>> begin MATERIAL TO PROCESS

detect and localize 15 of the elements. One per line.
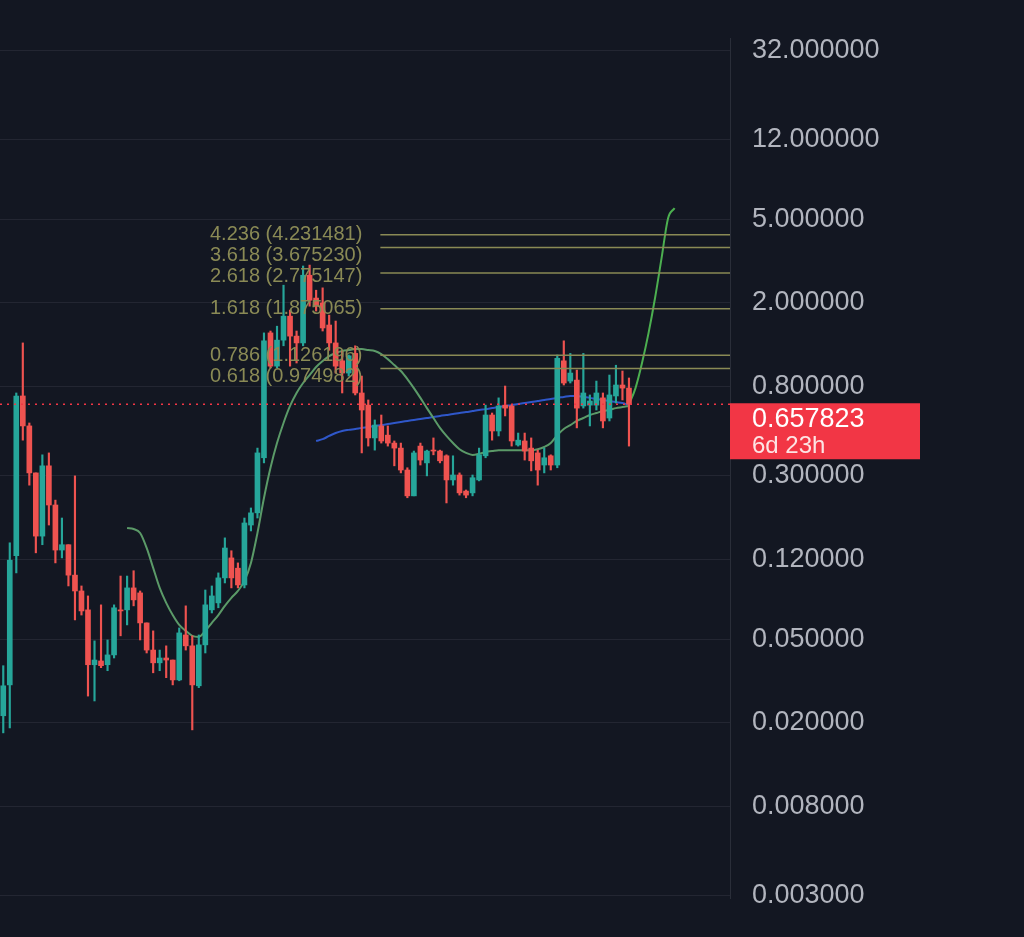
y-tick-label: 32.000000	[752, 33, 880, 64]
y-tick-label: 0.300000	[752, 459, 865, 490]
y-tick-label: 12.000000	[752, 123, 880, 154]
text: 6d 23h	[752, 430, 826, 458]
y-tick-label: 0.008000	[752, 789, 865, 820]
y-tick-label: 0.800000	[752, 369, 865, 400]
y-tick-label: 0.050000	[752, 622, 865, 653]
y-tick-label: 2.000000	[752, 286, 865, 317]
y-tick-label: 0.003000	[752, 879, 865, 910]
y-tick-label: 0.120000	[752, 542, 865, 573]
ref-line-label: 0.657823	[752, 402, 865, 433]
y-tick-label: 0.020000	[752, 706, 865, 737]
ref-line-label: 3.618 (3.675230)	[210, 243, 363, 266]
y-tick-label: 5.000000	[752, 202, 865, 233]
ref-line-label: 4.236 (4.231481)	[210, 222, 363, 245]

>> end MATERIAL TO PROCESS

▶ THE EXERCISE: Copy out every line of the items above with no changes at all, and leave the pictures out.

▶ PROBLEM SOLUTION:
detect and localize 15 of the elements. One per line.
y-tick-label: 32.000000	[752, 33, 880, 64]
y-tick-label: 0.300000	[752, 459, 865, 490]
y-tick-label: 12.000000	[752, 123, 880, 154]
text: 6d 23h	[752, 430, 826, 458]
y-tick-label: 0.008000	[752, 789, 865, 820]
y-tick-label: 0.800000	[752, 369, 865, 400]
y-tick-label: 0.050000	[752, 622, 865, 653]
y-tick-label: 2.000000	[752, 286, 865, 317]
y-tick-label: 0.003000	[752, 879, 865, 910]
y-tick-label: 0.120000	[752, 542, 865, 573]
ref-line-label: 0.657823	[752, 402, 865, 433]
y-tick-label: 0.020000	[752, 706, 865, 737]
ref-line-label: 3.618 (3.675230)	[210, 243, 363, 266]
y-tick-label: 5.000000	[752, 202, 865, 233]
ref-line-label: 4.236 (4.231481)	[210, 222, 363, 245]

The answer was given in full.